◆ ИСХОДНЫЙ ФРАГМЕНТ ◆
= = = =
Совершенно иначе оценивали это «мировоззрение» западные историки и богословы, видевшие в нем лишь специфическую особенность идеологии древней общины, сменившуюся затем примирительным отношением к миру, а со временем и вовсе сгладившуюся под влиянием жизни. Это различие далеко не случайно. В нем проявилась коренная противоположность двух видений христианского мира, параллельно развивавшихся на Западе и Востоке. По моему убеждению, христианский Восток, если не всегда в реальности, то в теории, то есть на уровне общего видения и подхода, удержал эсхатологическую перспективу древней Церкви и поставил ее во главу своего отношения к миру, в то время как христианский Запад уже в раннюю эпоху заменил ее совсем иным видением, которое с учетом его основного мотива и контекста можно определить как «юридическое».

В самом деле, разве не типично для западного церковного развития, что отношения между Церковью и государством изначально мыслились, обсуждались и определялись почти исключительно в юридических, то есть правовых терминах – как отношения между двумя институтами, двумя властями, двумя правительствами? И разве можно отрицать, что такие исторические явления, как борьба средневекового папства против императоров, Лютерово учение о двух царствах и новейшие теории отделения Церкви от государства при всех своих специальных отличиях принадлежат в конечном счете одному и тому же идеологическому уровню, ибо их основной предпосылкой является юридическое понимание проблемы? Более того, этот юридизм так укоренился в западном экклезиологическом сознании, что почти все историки Запада, занятые исследованием и формулировкой иных, не западных моделей церковно-государственных отношений, так или иначе сводят их к «правовым» категориям. Например, редкий из них, говоря о византийской модели, не назовет ее «цезаропапистской», видя в ней всего лишь пример подчинения священноначалия императорской власти.

В действительности же иной, не западный тип церковно-государственных отношений – и по своей природе, и по действованию отнюдь не всецело юридический – не только мог существовать, но и на самом деле существовал, будучи укоренен в мировоззрении, которое мы назвали эсхатологическим. Мы говорим о восточном, или византийском, типе. И если первоначальный спор между Церковью и Империей был не юридическим, а «эсхатологическим» – спором не о правах и обязанностях, не о свободе совести или отправления культа, а о решающем значении для судеб мира одной Личности, одного События, одной Общины, то и последующее примирение Церкви и государства с точки зрения восточного сознания, а лучше сказать – подсознания, не могло иметь никакой иной почвы. Этой почвой оказалась «эсхатологическая преемственность», определившая, на мой взгляд, исходный пункт и область отнесения всего восточного опыта. Исторические противоречия, трагедии и неудачи этого опыта никоим образом не должны замалчиваться или умаляться. Но их нельзя понять вне породившей их почвы. Определить этот опыт хотя бы в самых общих чертах – наша следующая задача.
= = = =
◆ ВЫДЕРЖКА ИЗ ДАННЫХ ◆
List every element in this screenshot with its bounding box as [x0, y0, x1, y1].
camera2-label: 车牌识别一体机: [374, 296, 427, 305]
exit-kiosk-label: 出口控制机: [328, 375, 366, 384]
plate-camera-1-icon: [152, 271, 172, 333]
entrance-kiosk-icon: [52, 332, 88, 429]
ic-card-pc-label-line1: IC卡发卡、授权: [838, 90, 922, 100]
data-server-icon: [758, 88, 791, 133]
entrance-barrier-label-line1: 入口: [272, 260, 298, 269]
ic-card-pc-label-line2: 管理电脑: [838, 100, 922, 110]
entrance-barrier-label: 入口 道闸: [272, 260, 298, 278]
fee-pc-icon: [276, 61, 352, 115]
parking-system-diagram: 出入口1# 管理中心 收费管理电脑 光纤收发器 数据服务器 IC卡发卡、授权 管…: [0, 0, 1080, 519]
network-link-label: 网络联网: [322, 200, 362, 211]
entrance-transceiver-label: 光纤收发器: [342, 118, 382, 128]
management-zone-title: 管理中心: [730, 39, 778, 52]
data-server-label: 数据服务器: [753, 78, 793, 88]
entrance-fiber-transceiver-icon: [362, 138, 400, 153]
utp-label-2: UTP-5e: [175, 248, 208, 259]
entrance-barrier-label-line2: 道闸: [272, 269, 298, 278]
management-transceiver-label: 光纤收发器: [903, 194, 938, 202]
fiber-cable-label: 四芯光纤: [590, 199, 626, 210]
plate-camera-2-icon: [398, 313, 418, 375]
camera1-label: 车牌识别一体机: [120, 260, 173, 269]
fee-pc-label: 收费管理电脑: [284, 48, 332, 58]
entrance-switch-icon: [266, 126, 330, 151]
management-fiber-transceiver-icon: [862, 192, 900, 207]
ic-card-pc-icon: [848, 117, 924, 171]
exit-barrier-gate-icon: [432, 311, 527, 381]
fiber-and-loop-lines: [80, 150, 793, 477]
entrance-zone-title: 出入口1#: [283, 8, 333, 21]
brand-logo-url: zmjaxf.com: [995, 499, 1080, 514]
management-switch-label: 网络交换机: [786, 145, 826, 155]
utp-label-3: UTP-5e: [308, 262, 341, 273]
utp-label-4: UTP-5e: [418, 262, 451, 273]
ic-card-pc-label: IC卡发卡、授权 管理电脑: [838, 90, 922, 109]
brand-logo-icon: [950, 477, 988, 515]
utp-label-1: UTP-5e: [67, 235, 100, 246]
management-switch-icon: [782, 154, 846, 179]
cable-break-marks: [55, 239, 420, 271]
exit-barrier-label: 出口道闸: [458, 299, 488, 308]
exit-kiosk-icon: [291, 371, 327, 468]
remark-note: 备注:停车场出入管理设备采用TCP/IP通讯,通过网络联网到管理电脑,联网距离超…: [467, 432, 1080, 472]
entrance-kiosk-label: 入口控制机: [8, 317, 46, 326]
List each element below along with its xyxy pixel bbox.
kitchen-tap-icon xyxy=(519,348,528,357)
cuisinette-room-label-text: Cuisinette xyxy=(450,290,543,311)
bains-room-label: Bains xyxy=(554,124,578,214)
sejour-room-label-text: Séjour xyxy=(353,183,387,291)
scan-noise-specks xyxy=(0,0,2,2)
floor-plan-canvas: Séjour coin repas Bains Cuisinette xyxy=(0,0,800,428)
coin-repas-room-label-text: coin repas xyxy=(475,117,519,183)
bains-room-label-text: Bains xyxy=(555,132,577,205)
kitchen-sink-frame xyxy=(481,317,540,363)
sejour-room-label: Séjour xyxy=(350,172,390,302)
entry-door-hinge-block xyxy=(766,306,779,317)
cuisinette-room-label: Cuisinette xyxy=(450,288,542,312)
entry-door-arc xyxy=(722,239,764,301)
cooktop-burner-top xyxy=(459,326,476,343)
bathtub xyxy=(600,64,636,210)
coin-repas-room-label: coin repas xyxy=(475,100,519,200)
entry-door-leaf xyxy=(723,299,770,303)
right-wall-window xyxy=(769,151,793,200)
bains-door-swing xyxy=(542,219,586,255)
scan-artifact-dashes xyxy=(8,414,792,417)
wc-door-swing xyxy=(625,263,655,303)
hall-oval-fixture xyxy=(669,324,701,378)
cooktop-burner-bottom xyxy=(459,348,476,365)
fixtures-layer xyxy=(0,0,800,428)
= = = =
◆ ЗАДАНИЯ ◆
#1 Можете оформить нумерованным списком строки записей, начиная с самой первой и заканчивая строкой с "data-server-icon: [758, 88, 791, 133]" включительно? Пустые строки не включайте.
#2 Подхватите текст о церковно-государственных отношениях на Востоке и Западе и продолжите его с места, где он заканчивается.

◆ ОТВЕТЫ ПО ПОРЯДКУ ◆
#1
1. List every element in this screenshot with its bounding box as [x0, y0, x1, y1].
2. camera2-label: 车牌识别一体机: [374, 296, 427, 305]
3. exit-kiosk-label: 出口控制机: [328, 375, 366, 384]
4. plate-camera-1-icon: [152, 271, 172, 333]
5. entrance-kiosk-icon: [52, 332, 88, 429]
6. ic-card-pc-label-line1: IC卡发卡、授权: [838, 90, 922, 100]
7. data-server-icon: [758, 88, 791, 133]

#2
5

Нужно начать не с законодательных актов, а с события, заложившего духовный и психологический фундамент византийской «теократии» и ее продолжения в других православных землях, – с захватывающе эффектного обращения императора Константина.

Мы не спрашиваем, что же «на самом деле» произошло с Константином в тот таинственный полдень или как он сам осознал и впоследствии объяснил это. Уникальность и поистине решающее значение этого события в том, что византийско-христианская традиция осмыслила его как самоочевидное и достаточное основание для примирения Церкви с Империей, или, если пользоваться византийской терминологией, для их «симфонии». Одна из самых выразительных среди множества разнообразных формул этого осмысления содержится в византийском богослужении – в том «имперском» цикле праздников и молитвословий, неизменной темой которого является Константиново видение Креста и его последствия для Церкви и всей державы. Именно здесь, в усиленном подчеркивании избрания Константина «от Бога, а не от человек», видна преемственная связь византийского опыта с ранним «эсхатологическим» отношением Церкви к Империи.

«Подобно Павлу, ты был призван не от людей...» – вот что, согласно восточной традиции, стало решающим фактором обращения Константина. Он был призван Самим Христом, даже без посредства Церкви, и избран не как «человек вообще», а именно как император; поэтому избрание Константина стало поворотным моментом его судьбы как венценосца, а его признание Христа – залогом победы над врагами. Таким образом, в его лице и сама Империя получила призвание принять Христа и стать Его «державой». Но это означало также, что в лице своего императора она признала своим «Господином» Господа Неба и земли и оказалась под державой Его Царства. Так, от начала союз Церкви и государства основывался не на «договоре», сделке или соглашении, не на детальном определении взаимных прав и обязанностей, а на вере.

С Богом «не торгуются»; Бог Сам избрал Константина и на его примере показал, что Империя тоже часть Божественного «достояния». С точки зрения Церкви этот акт веры, устанавливающий новое отношение к Империи, не только никоим образом не противоречил старому, но был прямым его развитием. Противопоставляя себя Империи, Церковь делала это не по политическим или социальным мотивам, не из верности какой-то особой концепции государства, но лишь во имя Христа, Которого Бог поставил Господом всякой твари. Другими словами, она противостояла бесовскому злоупотреблению государством со стороны «князя мира сего», и самый ее отказ признать императора «Господом» подразумевал, как мы сказали выше, позитивное отношение к государству, веру в то, что Мессия может быть принят «всем домом Израилевым». Окруженная греко-римским миром, Церковь никогда не расставалась с надеждой увидеть этот мир верующим во Христа и Его Царство. Интересно, что ереси, с которыми она постоянно воевала, возникли отнюдь не из безудержно оптимистического мировоззрения, – то были ереси дуализма, докетизма, эскапизма – словом, всех разновидностей пессимизма.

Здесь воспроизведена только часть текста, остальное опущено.